_Directions_.
(1) List every person named in the essay on laughter.
(2) In the rows, start at the line that has "document-header: ГОСТ 24699—2002" and stop after the line that has "figure-g-semicircular-window — [928, 977, 1252, 1173]". Give only those lines back, with "дистанционные" renamed to "распорные" and everything else left unchanged.
-- start Extract to read --
Wikipedia informs us that we laugh to relieve tension and "physic energy." In this case, then, I'd say that the tension we experience here is the result of our empathy for Collins and Fisher. We identify with them, and release the discomfort through laughter. Who has not had prolonged agonizing moments in the spotlight like this?
* One time I hit four different kids with pitches over just a few innings in a Little League game. Each was more humiliating than the previous. The way I remember it, parents in the bleachers started murmuring after the second one. After the fourth downed batter I was mercifully pulled out. At the time, this did not seem funny. I'm sure I laughed about it with the team later that season.
* At a job fair once, a principal asked me asked me what my 4th-grade reading program looked like. I just kept saying the word "books." I started out in Spanish (she wanted to see my proficiency), saying, "My reading program is....Well, so we have books...I mean of course we have books, ha-ha....I mean, I choose a book for the class...and we have a different...different books, I mean...I mean, so..." and she said "go ahead and tell me in English" and that made no difference. Zip. I said the same thing, with even more stammering. The truth was, I hadn't prepared a way to explain my reading-class methods. I didn't have a method. If I did, it was: read a short story each day from the primer and then after lunch another chapter from our novel, and let's make notes of the challenging words/good turns of phrase, and now here's some questions of varying difficulty that I wrote this morning before school that make you go back to the text, and now let's explain in a paragraph how the kid from My Side of the Mountain is different from what we know so far about the kids hiding out in the New York Metropolitan Museum of Art, and yes, John, that's true, isn't it, most of our books do have to do with somebody running away.
-- end Extract to read --
-- start Raw data --
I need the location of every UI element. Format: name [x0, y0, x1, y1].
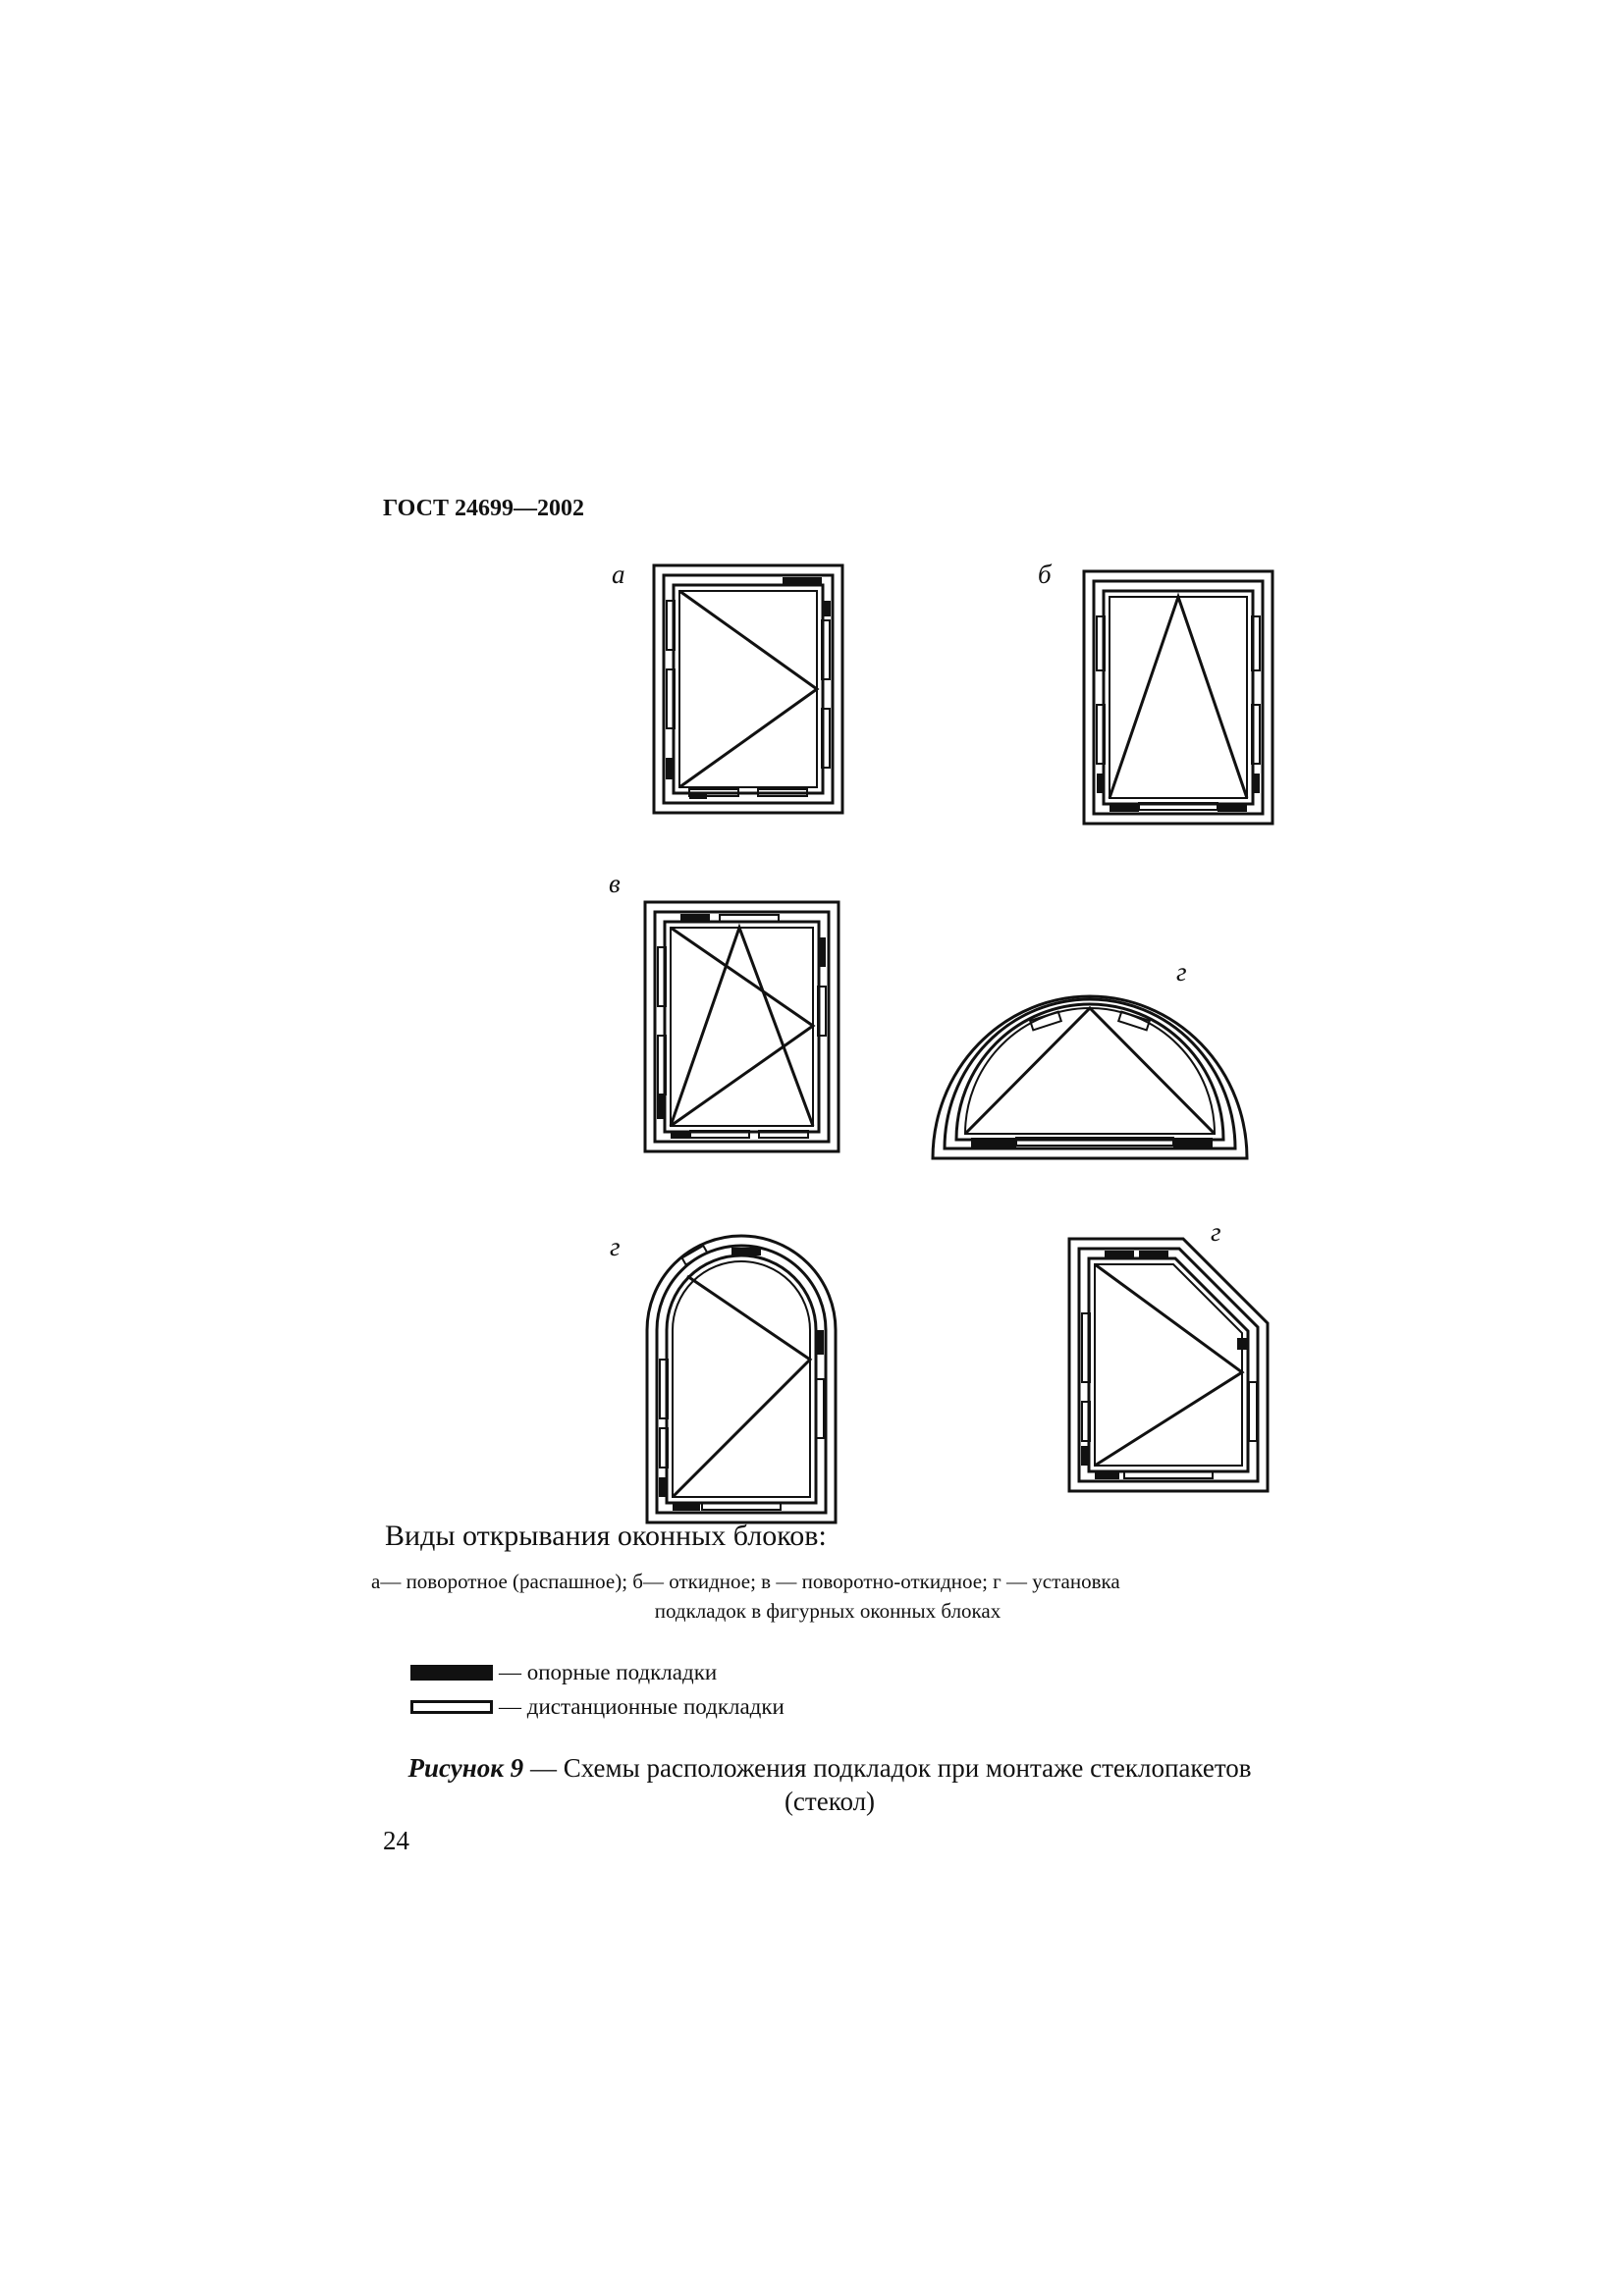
document-header: ГОСТ 24699—2002 — [383, 496, 584, 521]
legend-description — [371, 1567, 1284, 1626]
figure-label-g-cut-corner: г — [1211, 1217, 1221, 1247]
figure-label-g-arched: г — [610, 1232, 621, 1261]
figure-g-arched-window — [643, 1232, 839, 1526]
legend-key-hollow-text: — дистанционные подкладки — [499, 1694, 785, 1719]
figure-label-a: а — [612, 560, 625, 589]
caption-text: — Схемы расположения подкладок при монтаже стеклопакетов — [523, 1753, 1252, 1783]
figure-g-semicircular-window — [928, 977, 1252, 1173]
legend-description-line-2: подкладок в фигурных оконных блоках — [654, 1599, 1001, 1623]
caption-label: Рисунок 9 — [407, 1753, 524, 1783]
figure-caption — [373, 1751, 1286, 1818]
caption-text-line-2: (стекол) — [784, 1787, 876, 1816]
figure-label-g-semicircle: г — [1176, 957, 1187, 987]
page-number: 24 — [383, 1826, 409, 1855]
legend-title: Виды открывания оконных блоков: — [385, 1520, 827, 1552]
figure-a-pivot-window — [650, 561, 846, 817]
legend-description-line-1: а— поворотное (распашное); б— откидное; в — поворотно-откидное; г — установка — [371, 1570, 1120, 1593]
solid-pad-swatch — [410, 1665, 493, 1681]
legend-key-spacer-pads — [410, 1694, 785, 1720]
figure-v-tilt-turn-window — [641, 898, 842, 1155]
figure-label-v: в — [609, 869, 621, 898]
figure-label-b: б — [1038, 560, 1052, 589]
figure-b-tilt-window — [1080, 567, 1276, 828]
figure-g-cut-corner-window — [1065, 1235, 1272, 1495]
legend-key-support-pads — [410, 1660, 717, 1685]
hollow-pad-swatch — [410, 1700, 493, 1714]
legend-key-solid-text: — опорные подкладки — [499, 1660, 718, 1684]
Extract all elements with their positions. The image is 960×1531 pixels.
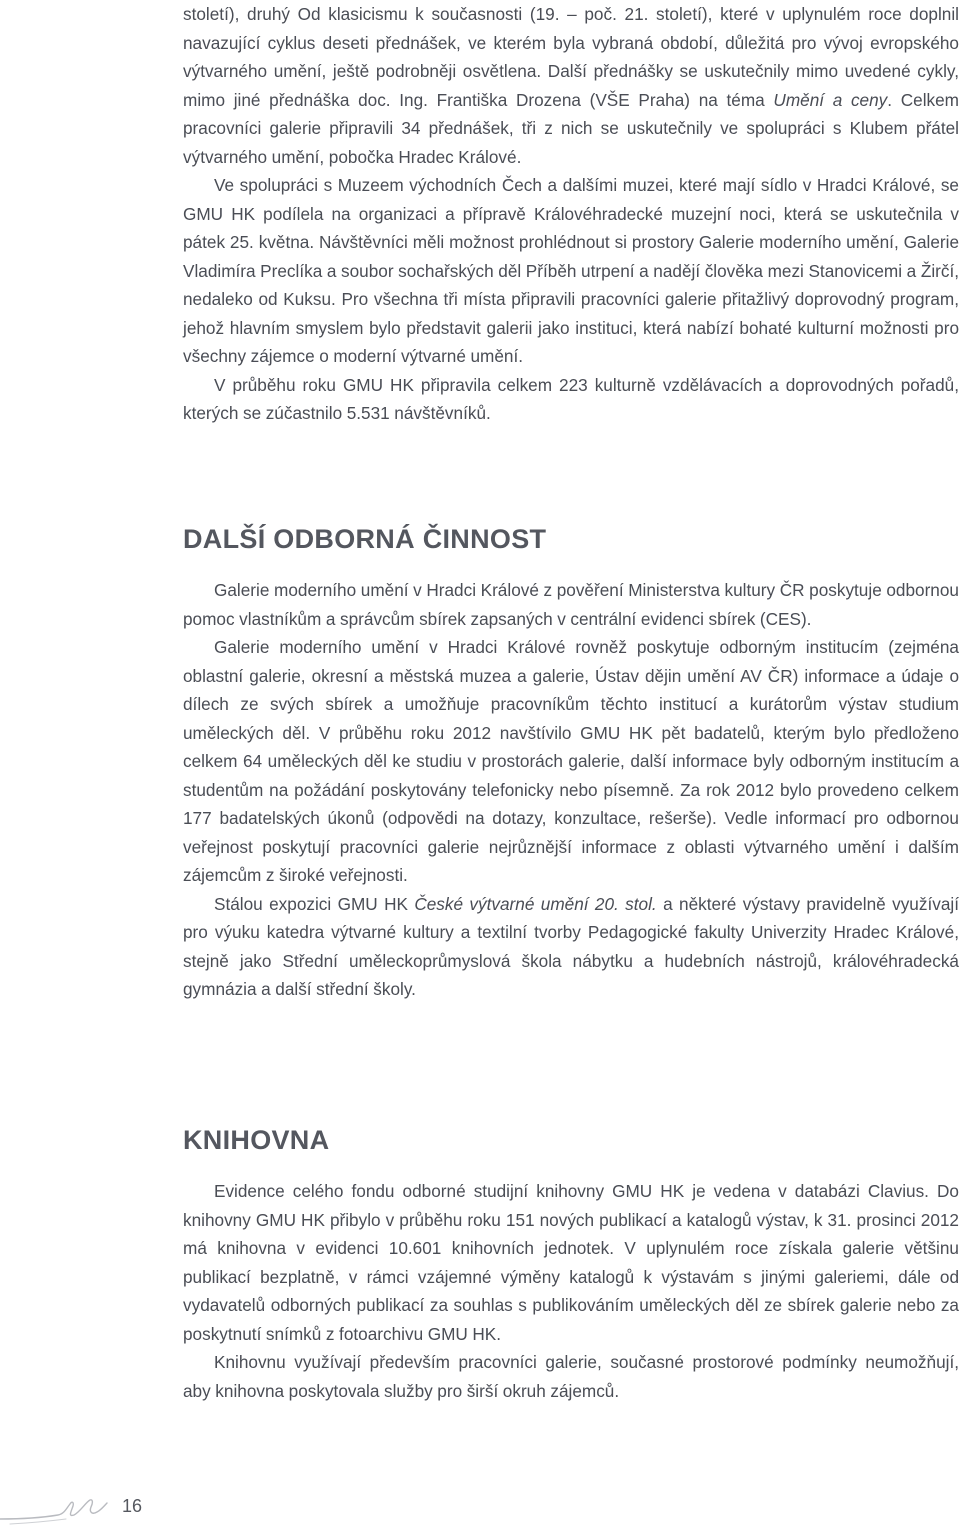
-- end Raw data --
_Answers to the exercise_.
(1) Collins, Fisher, John

(2)
document-header: ГОСТ 24699—2002 — [383, 496, 584, 521]
legend-description — [371, 1567, 1284, 1626]
figure-label-g-cut-corner: г — [1211, 1217, 1221, 1247]
figure-label-g-arched: г — [610, 1232, 621, 1261]
figure-g-arched-window — [643, 1232, 839, 1526]
legend-key-hollow-text: — распорные подкладки — [499, 1694, 785, 1719]
figure-label-a: а — [612, 560, 625, 589]
caption-text: — Схемы расположения подкладок при монтаже стеклопакетов — [523, 1753, 1252, 1783]
figure-g-semicircular-window — [928, 977, 1252, 1173]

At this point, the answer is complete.